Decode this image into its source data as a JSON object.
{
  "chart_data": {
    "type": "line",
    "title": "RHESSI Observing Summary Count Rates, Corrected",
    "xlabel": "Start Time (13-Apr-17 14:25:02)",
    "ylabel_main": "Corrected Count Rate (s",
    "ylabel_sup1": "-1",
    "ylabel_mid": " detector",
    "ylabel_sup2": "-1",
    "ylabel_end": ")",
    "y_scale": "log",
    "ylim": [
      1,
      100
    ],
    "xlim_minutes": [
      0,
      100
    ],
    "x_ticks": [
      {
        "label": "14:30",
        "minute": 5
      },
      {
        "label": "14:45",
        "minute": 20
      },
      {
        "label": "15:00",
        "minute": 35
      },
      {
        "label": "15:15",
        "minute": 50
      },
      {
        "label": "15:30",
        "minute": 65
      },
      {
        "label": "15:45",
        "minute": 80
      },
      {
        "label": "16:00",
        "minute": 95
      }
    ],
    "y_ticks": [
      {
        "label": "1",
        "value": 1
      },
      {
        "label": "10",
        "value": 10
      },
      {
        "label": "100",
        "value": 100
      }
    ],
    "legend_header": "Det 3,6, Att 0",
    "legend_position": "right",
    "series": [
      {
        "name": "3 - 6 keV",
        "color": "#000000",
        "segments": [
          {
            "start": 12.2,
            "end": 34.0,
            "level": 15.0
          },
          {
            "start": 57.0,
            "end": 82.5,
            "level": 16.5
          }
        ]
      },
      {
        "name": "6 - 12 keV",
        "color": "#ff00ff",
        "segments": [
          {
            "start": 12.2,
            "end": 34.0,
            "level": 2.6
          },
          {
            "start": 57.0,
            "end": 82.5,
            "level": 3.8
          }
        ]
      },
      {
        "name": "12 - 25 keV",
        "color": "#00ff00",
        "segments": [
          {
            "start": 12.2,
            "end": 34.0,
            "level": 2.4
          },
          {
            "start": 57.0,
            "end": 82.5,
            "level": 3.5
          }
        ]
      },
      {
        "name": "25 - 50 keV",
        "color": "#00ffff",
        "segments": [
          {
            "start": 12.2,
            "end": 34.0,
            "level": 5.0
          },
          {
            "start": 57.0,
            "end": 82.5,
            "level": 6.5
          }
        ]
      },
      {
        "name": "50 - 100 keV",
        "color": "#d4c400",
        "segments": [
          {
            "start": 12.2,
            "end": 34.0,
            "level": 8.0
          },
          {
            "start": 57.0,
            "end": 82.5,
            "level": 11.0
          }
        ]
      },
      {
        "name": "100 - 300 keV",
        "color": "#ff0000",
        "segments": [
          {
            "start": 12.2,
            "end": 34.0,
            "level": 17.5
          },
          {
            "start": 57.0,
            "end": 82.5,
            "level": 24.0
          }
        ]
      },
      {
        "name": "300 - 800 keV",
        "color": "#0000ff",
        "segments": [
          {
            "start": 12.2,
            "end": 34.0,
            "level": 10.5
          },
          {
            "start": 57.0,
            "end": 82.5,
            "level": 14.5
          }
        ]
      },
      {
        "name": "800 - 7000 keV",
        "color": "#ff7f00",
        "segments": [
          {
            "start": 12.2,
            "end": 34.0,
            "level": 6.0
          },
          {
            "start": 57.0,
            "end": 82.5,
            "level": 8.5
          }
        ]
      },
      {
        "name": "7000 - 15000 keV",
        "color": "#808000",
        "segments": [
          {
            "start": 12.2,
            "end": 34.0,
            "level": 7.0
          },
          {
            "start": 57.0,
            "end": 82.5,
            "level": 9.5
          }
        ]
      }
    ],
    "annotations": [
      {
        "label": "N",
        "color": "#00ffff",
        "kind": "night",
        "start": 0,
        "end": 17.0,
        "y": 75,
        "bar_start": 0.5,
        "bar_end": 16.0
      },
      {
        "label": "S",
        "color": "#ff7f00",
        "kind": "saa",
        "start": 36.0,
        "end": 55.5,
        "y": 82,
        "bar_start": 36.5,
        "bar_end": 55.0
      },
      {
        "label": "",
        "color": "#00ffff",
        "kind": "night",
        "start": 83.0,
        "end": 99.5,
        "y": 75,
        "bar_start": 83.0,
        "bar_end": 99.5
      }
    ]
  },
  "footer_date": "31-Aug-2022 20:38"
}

---------------

▸ WHAT NEEDS TO BE DONE
Print the records once more, exactly as they were given.

▸ SOLUTION
Decode this image into its source data as a JSON object.
{
  "chart_data": {
    "type": "line",
    "title": "RHESSI Observing Summary Count Rates, Corrected",
    "xlabel": "Start Time (13-Apr-17 14:25:02)",
    "ylabel_main": "Corrected Count Rate (s",
    "ylabel_sup1": "-1",
    "ylabel_mid": " detector",
    "ylabel_sup2": "-1",
    "ylabel_end": ")",
    "y_scale": "log",
    "ylim": [
      1,
      100
    ],
    "xlim_minutes": [
      0,
      100
    ],
    "x_ticks": [
      {
        "label": "14:30",
        "minute": 5
      },
      {
        "label": "14:45",
        "minute": 20
      },
      {
        "label": "15:00",
        "minute": 35
      },
      {
        "label": "15:15",
        "minute": 50
      },
      {
        "label": "15:30",
        "minute": 65
      },
      {
        "label": "15:45",
        "minute": 80
      },
      {
        "label": "16:00",
        "minute": 95
      }
    ],
    "y_ticks": [
      {
        "label": "1",
        "value": 1
      },
      {
        "label": "10",
        "value": 10
      },
      {
        "label": "100",
        "value": 100
      }
    ],
    "legend_header": "Det 3,6, Att 0",
    "legend_position": "right",
    "series": [
      {
        "name": "3 - 6 keV",
        "color": "#000000",
        "segments": [
          {
            "start": 12.2,
            "end": 34.0,
            "level": 15.0
          },
          {
            "start": 57.0,
            "end": 82.5,
            "level": 16.5
          }
        ]
      },
      {
        "name": "6 - 12 keV",
        "color": "#ff00ff",
        "segments": [
          {
            "start": 12.2,
            "end": 34.0,
            "level": 2.6
          },
          {
            "start": 57.0,
            "end": 82.5,
            "level": 3.8
          }
        ]
      },
      {
        "name": "12 - 25 keV",
        "color": "#00ff00",
        "segments": [
          {
            "start": 12.2,
            "end": 34.0,
            "level": 2.4
          },
          {
            "start": 57.0,
            "end": 82.5,
            "level": 3.5
          }
        ]
      },
      {
        "name": "25 - 50 keV",
        "color": "#00ffff",
        "segments": [
          {
            "start": 12.2,
            "end": 34.0,
            "level": 5.0
          },
          {
            "start": 57.0,
            "end": 82.5,
            "level": 6.5
          }
        ]
      },
      {
        "name": "50 - 100 keV",
        "color": "#d4c400",
        "segments": [
          {
            "start": 12.2,
            "end": 34.0,
            "level": 8.0
          },
          {
            "start": 57.0,
            "end": 82.5,
            "level": 11.0
          }
        ]
      },
      {
        "name": "100 - 300 keV",
        "color": "#ff0000",
        "segments": [
          {
            "start": 12.2,
            "end": 34.0,
            "level": 17.5
          },
          {
            "start": 57.0,
            "end": 82.5,
            "level": 24.0
          }
        ]
      },
      {
        "name": "300 - 800 keV",
        "color": "#0000ff",
        "segments": [
          {
            "start": 12.2,
            "end": 34.0,
            "level": 10.5
          },
          {
            "start": 57.0,
            "end": 82.5,
            "level": 14.5
          }
        ]
      },
      {
        "name": "800 - 7000 keV",
        "color": "#ff7f00",
        "segments": [
          {
            "start": 12.2,
            "end": 34.0,
            "level": 6.0
          },
          {
            "start": 57.0,
            "end": 82.5,
            "level": 8.5
          }
        ]
      },
      {
        "name": "7000 - 15000 keV",
        "color": "#808000",
        "segments": [
          {
            "start": 12.2,
            "end": 34.0,
            "level": 7.0
          },
          {
            "start": 57.0,
            "end": 82.5,
            "level": 9.5
          }
        ]
      }
    ],
    "annotations": [
      {
        "label": "N",
        "color": "#00ffff",
        "kind": "night",
        "start": 0,
        "end": 17.0,
        "y": 75,
        "bar_start": 0.5,
        "bar_end": 16.0
      },
      {
        "label": "S",
        "color": "#ff7f00",
        "kind": "saa",
        "start": 36.0,
        "end": 55.5,
        "y": 82,
        "bar_start": 36.5,
        "bar_end": 55.0
      },
      {
        "label": "",
        "color": "#00ffff",
        "kind": "night",
        "start": 83.0,
        "end": 99.5,
        "y": 75,
        "bar_start": 83.0,
        "bar_end": 99.5
      }
    ]
  },
  "footer_date": "31-Aug-2022 20:38"
}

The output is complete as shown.